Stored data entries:
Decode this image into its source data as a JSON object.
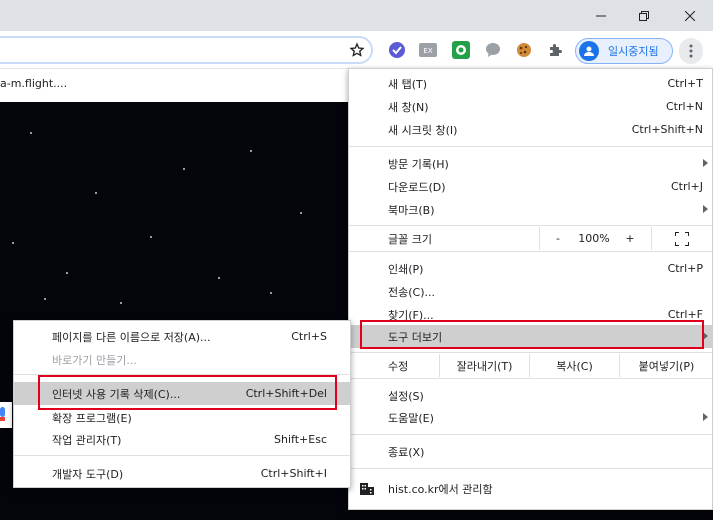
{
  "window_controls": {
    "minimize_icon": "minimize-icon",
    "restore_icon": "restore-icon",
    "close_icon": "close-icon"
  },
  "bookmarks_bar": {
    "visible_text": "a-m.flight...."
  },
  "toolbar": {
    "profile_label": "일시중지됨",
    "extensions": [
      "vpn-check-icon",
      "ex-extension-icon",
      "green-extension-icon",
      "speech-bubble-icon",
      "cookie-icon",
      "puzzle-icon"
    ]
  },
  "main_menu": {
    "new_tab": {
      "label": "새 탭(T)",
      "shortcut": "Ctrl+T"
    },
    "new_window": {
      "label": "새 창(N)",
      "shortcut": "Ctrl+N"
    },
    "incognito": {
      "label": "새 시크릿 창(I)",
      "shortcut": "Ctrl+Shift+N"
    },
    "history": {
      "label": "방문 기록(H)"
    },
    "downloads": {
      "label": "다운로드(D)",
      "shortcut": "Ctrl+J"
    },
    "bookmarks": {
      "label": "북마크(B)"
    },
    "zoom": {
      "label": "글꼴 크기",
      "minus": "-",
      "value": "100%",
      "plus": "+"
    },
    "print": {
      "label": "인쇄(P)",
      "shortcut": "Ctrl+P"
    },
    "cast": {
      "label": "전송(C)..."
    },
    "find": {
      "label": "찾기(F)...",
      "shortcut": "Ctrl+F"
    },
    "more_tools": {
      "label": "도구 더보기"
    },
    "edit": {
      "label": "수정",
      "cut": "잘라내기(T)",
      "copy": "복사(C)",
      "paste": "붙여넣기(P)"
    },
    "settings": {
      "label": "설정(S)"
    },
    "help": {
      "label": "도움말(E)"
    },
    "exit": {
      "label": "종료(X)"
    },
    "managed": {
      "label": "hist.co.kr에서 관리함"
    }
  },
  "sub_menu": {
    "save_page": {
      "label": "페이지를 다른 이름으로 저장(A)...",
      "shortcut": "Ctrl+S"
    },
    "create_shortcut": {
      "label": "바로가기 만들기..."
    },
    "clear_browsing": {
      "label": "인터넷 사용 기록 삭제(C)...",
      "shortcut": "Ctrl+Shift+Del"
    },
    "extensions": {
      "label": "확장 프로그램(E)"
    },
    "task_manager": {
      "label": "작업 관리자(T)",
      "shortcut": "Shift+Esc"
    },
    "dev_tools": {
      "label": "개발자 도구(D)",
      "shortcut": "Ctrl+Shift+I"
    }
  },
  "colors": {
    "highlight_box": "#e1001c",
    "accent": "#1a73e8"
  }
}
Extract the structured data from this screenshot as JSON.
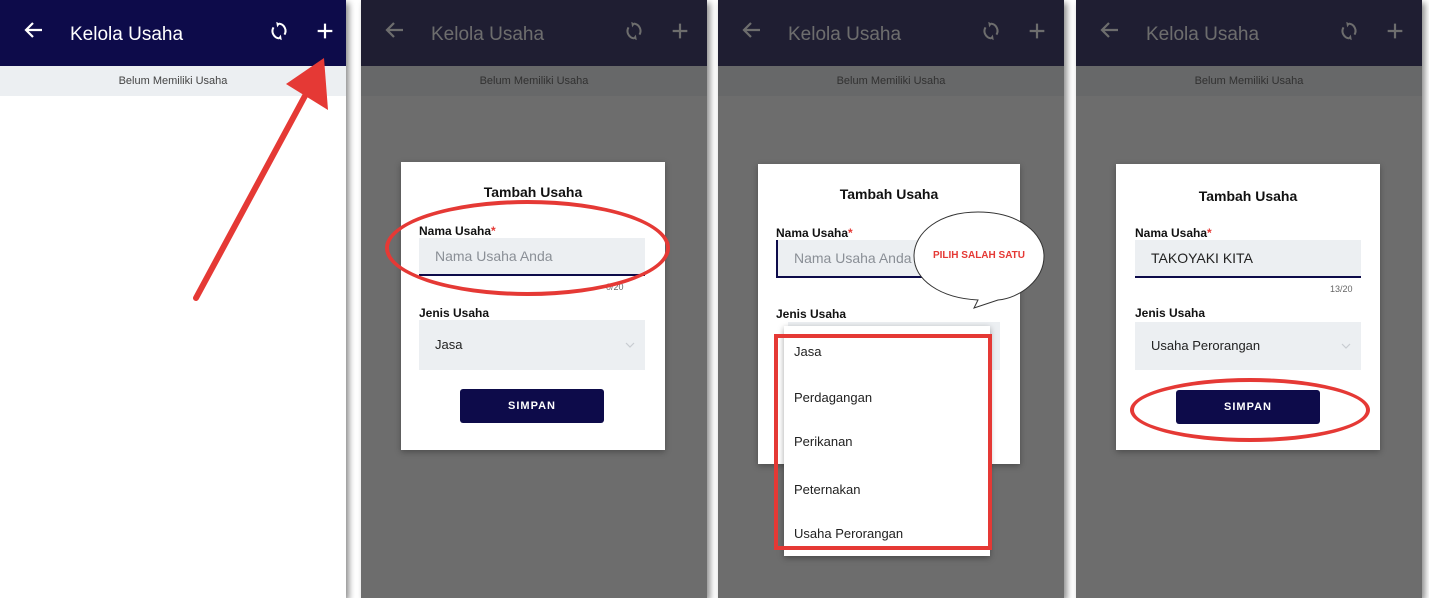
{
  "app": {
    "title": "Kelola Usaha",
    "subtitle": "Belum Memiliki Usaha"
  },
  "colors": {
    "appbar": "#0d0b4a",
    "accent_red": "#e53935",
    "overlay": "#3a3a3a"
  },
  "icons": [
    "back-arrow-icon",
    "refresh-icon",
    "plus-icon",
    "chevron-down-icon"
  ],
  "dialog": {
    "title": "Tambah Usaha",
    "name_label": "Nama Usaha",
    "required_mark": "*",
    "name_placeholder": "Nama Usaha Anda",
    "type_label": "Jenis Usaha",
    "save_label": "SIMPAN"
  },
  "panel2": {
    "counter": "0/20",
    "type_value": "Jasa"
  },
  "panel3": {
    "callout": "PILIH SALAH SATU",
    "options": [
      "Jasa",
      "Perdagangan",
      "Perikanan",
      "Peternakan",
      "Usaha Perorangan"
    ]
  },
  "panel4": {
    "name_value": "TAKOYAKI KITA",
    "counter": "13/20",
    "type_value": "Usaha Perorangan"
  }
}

▸ WORK TO COMPLETE
Leave out the pictures and copy everything else in the records word for word.

▸ TASK ANSWER
Decode this image into its source data as a JSON object.
{
  "window_controls": {
    "minimize_icon": "minimize-icon",
    "restore_icon": "restore-icon",
    "close_icon": "close-icon"
  },
  "bookmarks_bar": {
    "visible_text": "a-m.flight...."
  },
  "toolbar": {
    "profile_label": "일시중지됨",
    "extensions": [
      "vpn-check-icon",
      "ex-extension-icon",
      "green-extension-icon",
      "speech-bubble-icon",
      "cookie-icon",
      "puzzle-icon"
    ]
  },
  "main_menu": {
    "new_tab": {
      "label": "새 탭(T)",
      "shortcut": "Ctrl+T"
    },
    "new_window": {
      "label": "새 창(N)",
      "shortcut": "Ctrl+N"
    },
    "incognito": {
      "label": "새 시크릿 창(I)",
      "shortcut": "Ctrl+Shift+N"
    },
    "history": {
      "label": "방문 기록(H)"
    },
    "downloads": {
      "label": "다운로드(D)",
      "shortcut": "Ctrl+J"
    },
    "bookmarks": {
      "label": "북마크(B)"
    },
    "zoom": {
      "label": "글꼴 크기",
      "minus": "-",
      "value": "100%",
      "plus": "+"
    },
    "print": {
      "label": "인쇄(P)",
      "shortcut": "Ctrl+P"
    },
    "cast": {
      "label": "전송(C)..."
    },
    "find": {
      "label": "찾기(F)...",
      "shortcut": "Ctrl+F"
    },
    "more_tools": {
      "label": "도구 더보기"
    },
    "edit": {
      "label": "수정",
      "cut": "잘라내기(T)",
      "copy": "복사(C)",
      "paste": "붙여넣기(P)"
    },
    "settings": {
      "label": "설정(S)"
    },
    "help": {
      "label": "도움말(E)"
    },
    "exit": {
      "label": "종료(X)"
    },
    "managed": {
      "label": "hist.co.kr에서 관리함"
    }
  },
  "sub_menu": {
    "save_page": {
      "label": "페이지를 다른 이름으로 저장(A)...",
      "shortcut": "Ctrl+S"
    },
    "create_shortcut": {
      "label": "바로가기 만들기..."
    },
    "clear_browsing": {
      "label": "인터넷 사용 기록 삭제(C)...",
      "shortcut": "Ctrl+Shift+Del"
    },
    "extensions": {
      "label": "확장 프로그램(E)"
    },
    "task_manager": {
      "label": "작업 관리자(T)",
      "shortcut": "Shift+Esc"
    },
    "dev_tools": {
      "label": "개발자 도구(D)",
      "shortcut": "Ctrl+Shift+I"
    }
  },
  "colors": {
    "highlight_box": "#e1001c",
    "accent": "#1a73e8"
  }
}
Extract the structured data from this screenshot as JSON.
{
  "app": {
    "title": "Kelola Usaha",
    "subtitle": "Belum Memiliki Usaha"
  },
  "colors": {
    "appbar": "#0d0b4a",
    "accent_red": "#e53935",
    "overlay": "#3a3a3a"
  },
  "icons": [
    "back-arrow-icon",
    "refresh-icon",
    "plus-icon",
    "chevron-down-icon"
  ],
  "dialog": {
    "title": "Tambah Usaha",
    "name_label": "Nama Usaha",
    "required_mark": "*",
    "name_placeholder": "Nama Usaha Anda",
    "type_label": "Jenis Usaha",
    "save_label": "SIMPAN"
  },
  "panel2": {
    "counter": "0/20",
    "type_value": "Jasa"
  },
  "panel3": {
    "callout": "PILIH SALAH SATU",
    "options": [
      "Jasa",
      "Perdagangan",
      "Perikanan",
      "Peternakan",
      "Usaha Perorangan"
    ]
  },
  "panel4": {
    "name_value": "TAKOYAKI KITA",
    "counter": "13/20",
    "type_value": "Usaha Perorangan"
  }
}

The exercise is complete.